◆ **Request**
Gather all lines in the entries that include the word "What".
........
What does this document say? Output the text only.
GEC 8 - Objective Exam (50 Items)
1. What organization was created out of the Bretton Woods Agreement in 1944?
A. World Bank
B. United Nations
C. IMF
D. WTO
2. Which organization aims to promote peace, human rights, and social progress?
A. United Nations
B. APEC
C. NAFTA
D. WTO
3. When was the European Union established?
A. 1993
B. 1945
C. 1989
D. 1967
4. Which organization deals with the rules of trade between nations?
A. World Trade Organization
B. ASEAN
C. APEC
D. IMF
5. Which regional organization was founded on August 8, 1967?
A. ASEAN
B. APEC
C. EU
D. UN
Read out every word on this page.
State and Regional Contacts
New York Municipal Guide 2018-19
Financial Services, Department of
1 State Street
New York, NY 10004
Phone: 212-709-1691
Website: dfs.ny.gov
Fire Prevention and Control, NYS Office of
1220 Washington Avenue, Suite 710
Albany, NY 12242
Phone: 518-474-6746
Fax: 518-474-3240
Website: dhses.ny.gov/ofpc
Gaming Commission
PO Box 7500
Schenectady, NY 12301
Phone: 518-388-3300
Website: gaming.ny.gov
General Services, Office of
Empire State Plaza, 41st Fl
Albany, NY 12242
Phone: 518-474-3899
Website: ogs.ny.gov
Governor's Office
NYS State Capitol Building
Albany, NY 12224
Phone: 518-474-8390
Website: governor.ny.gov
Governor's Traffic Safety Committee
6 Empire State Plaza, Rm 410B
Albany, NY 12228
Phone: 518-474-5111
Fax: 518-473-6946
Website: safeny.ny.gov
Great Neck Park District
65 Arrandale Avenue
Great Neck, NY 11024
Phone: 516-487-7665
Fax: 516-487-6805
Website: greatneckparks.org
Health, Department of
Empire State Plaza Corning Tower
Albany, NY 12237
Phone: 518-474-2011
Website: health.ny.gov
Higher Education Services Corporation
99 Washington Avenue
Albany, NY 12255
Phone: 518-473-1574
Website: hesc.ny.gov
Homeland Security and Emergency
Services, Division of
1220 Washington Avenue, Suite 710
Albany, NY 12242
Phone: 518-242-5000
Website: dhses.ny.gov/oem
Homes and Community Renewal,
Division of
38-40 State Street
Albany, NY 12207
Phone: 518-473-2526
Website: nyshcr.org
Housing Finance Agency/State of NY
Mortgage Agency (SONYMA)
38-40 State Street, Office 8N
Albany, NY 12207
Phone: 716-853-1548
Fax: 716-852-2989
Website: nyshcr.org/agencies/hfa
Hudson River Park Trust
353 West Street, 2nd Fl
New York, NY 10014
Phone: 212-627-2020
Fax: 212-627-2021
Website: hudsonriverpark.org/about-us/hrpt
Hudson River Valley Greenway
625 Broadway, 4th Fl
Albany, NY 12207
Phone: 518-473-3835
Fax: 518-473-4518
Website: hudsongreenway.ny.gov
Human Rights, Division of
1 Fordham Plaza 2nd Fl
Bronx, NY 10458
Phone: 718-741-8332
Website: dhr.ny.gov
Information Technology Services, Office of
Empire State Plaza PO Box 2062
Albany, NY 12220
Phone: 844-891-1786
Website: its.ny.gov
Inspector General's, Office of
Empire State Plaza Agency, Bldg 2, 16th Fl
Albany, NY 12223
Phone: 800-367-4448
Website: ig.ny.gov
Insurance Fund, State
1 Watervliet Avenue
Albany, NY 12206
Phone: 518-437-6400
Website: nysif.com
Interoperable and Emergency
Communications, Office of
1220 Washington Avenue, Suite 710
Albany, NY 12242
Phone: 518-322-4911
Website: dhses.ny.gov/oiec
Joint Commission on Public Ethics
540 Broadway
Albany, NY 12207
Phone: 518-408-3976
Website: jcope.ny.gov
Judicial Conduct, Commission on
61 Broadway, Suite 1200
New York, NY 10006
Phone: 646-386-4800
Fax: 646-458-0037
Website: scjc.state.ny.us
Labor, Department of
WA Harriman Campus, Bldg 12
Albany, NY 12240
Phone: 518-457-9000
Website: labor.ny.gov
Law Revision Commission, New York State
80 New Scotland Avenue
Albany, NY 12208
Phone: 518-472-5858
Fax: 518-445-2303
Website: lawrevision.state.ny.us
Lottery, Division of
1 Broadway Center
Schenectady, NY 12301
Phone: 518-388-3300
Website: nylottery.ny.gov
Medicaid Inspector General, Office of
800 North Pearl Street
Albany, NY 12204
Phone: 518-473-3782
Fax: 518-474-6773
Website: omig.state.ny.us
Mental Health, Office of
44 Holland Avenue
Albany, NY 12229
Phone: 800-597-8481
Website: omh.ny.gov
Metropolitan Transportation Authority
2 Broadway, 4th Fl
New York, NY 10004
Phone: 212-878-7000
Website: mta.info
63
........
◆ **Response**
What does this document say? Output the text only.
1. What organization was created out of the Bretton Woods Agreement in 1944?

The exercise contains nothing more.